[start]
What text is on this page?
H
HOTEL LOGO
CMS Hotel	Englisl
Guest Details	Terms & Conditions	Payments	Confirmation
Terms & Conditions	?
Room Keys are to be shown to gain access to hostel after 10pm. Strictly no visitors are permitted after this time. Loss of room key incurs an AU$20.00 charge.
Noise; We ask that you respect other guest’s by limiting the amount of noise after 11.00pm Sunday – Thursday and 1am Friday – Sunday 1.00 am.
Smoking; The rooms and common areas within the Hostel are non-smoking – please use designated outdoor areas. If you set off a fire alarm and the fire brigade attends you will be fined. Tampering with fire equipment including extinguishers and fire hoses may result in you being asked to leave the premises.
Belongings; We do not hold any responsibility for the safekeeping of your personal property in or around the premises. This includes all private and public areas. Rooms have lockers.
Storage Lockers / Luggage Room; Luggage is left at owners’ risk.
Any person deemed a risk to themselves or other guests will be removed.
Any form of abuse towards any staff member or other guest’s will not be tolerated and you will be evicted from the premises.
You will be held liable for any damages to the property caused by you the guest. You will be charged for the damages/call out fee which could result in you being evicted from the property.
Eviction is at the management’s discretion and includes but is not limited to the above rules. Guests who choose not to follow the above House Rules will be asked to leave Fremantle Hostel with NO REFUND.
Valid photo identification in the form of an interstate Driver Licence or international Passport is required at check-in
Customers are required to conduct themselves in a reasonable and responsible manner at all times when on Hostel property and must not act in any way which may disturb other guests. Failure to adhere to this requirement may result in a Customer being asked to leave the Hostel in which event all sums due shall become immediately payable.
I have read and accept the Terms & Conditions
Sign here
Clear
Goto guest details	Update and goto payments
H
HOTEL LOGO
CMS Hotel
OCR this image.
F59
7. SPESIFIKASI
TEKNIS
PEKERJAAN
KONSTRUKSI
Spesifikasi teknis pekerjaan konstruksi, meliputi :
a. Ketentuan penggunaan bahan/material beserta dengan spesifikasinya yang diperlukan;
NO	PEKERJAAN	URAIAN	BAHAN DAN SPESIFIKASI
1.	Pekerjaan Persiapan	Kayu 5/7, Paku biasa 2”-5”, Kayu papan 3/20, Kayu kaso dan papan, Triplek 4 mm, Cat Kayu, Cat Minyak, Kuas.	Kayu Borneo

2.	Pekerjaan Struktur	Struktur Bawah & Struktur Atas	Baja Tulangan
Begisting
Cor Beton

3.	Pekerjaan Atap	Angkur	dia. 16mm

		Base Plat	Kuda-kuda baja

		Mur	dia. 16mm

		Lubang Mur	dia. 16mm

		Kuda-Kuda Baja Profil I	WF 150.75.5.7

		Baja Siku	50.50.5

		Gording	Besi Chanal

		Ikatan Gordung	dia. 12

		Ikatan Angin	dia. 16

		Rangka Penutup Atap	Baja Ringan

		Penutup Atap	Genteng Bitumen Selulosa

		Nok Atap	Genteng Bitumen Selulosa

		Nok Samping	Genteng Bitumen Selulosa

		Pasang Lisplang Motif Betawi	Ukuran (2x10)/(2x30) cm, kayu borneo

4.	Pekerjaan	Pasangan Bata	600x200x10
[end]
[start]
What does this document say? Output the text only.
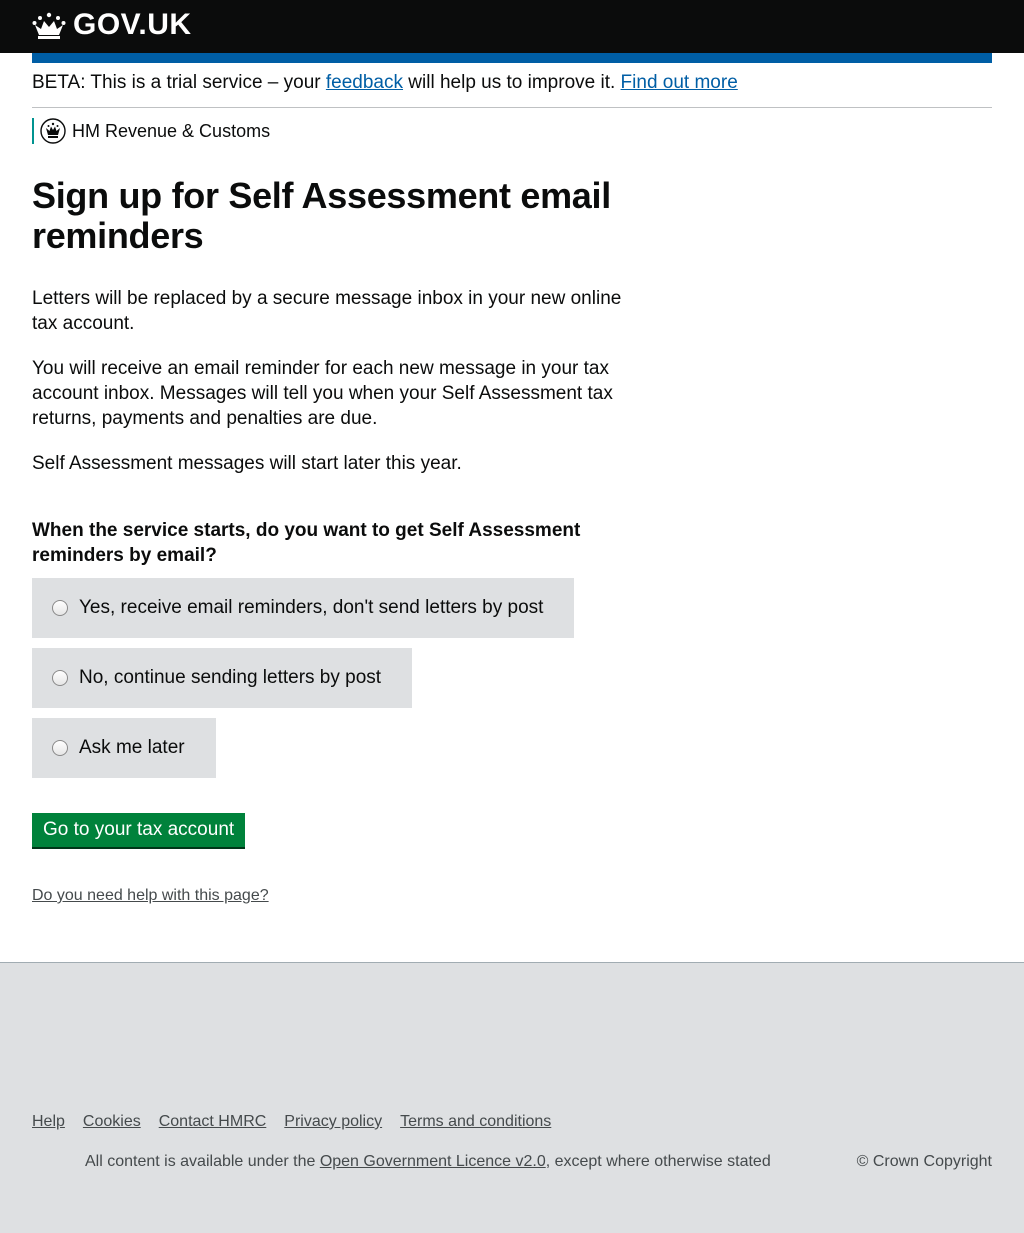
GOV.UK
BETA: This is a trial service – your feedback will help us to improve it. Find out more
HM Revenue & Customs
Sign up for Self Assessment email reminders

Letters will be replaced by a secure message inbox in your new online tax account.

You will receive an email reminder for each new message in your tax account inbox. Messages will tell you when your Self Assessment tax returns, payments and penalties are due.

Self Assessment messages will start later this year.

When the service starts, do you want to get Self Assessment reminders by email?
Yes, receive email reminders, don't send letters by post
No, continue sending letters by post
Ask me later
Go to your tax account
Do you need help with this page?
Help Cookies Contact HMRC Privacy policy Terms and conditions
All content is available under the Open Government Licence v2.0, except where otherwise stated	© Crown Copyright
[end]
• [GOAL OF THE EXERCISE]
Only the number is wanted: how many lines above include the word "with"?

• [WORKED SOLUTION]
3